**Records from a collection**
───

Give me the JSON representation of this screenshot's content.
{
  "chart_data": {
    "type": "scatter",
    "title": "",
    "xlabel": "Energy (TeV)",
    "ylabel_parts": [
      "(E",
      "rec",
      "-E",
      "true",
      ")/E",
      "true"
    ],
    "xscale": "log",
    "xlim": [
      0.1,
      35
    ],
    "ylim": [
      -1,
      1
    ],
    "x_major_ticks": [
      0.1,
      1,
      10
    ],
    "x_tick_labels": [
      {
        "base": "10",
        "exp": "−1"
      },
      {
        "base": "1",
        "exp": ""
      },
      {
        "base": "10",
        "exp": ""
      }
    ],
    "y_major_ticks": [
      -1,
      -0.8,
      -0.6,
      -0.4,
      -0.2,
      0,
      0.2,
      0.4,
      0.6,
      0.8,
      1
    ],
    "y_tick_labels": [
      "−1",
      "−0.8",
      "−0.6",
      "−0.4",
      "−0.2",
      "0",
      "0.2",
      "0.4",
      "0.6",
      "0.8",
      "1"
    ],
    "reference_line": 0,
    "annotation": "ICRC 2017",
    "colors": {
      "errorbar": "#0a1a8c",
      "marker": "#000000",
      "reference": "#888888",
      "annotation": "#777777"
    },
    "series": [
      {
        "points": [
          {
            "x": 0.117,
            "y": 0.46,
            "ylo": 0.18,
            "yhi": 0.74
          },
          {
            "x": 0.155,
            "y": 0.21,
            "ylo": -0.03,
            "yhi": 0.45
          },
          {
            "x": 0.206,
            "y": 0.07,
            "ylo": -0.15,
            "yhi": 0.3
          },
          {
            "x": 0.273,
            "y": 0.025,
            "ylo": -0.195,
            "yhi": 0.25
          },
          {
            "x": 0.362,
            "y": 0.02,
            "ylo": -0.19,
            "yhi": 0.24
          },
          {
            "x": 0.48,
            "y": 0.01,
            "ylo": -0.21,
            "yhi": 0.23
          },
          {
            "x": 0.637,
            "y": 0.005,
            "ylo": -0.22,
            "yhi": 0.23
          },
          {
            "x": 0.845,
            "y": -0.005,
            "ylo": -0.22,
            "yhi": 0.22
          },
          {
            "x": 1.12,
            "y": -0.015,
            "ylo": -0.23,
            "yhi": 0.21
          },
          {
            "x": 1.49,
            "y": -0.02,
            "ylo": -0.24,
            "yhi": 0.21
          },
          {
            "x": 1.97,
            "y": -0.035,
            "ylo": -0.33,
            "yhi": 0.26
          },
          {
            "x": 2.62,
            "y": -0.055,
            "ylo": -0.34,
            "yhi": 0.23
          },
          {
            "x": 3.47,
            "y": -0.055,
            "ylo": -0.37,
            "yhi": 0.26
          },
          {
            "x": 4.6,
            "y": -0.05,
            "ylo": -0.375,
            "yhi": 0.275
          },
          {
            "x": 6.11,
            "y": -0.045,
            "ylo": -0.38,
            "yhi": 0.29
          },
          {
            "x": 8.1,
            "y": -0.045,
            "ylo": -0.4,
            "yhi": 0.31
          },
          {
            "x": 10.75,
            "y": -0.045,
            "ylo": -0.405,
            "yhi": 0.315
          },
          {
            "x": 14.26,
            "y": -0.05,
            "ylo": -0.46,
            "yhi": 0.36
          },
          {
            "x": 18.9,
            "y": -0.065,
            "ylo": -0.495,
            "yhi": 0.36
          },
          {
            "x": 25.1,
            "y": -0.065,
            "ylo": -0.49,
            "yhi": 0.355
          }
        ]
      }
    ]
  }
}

───

**AIM**
In the listing above, find the lines holding the word "annotation" and copy them.

**RESPONSE TO THE EXERCISE**
    "annotation": "ICRC 2017",
      "annotation": "#777777"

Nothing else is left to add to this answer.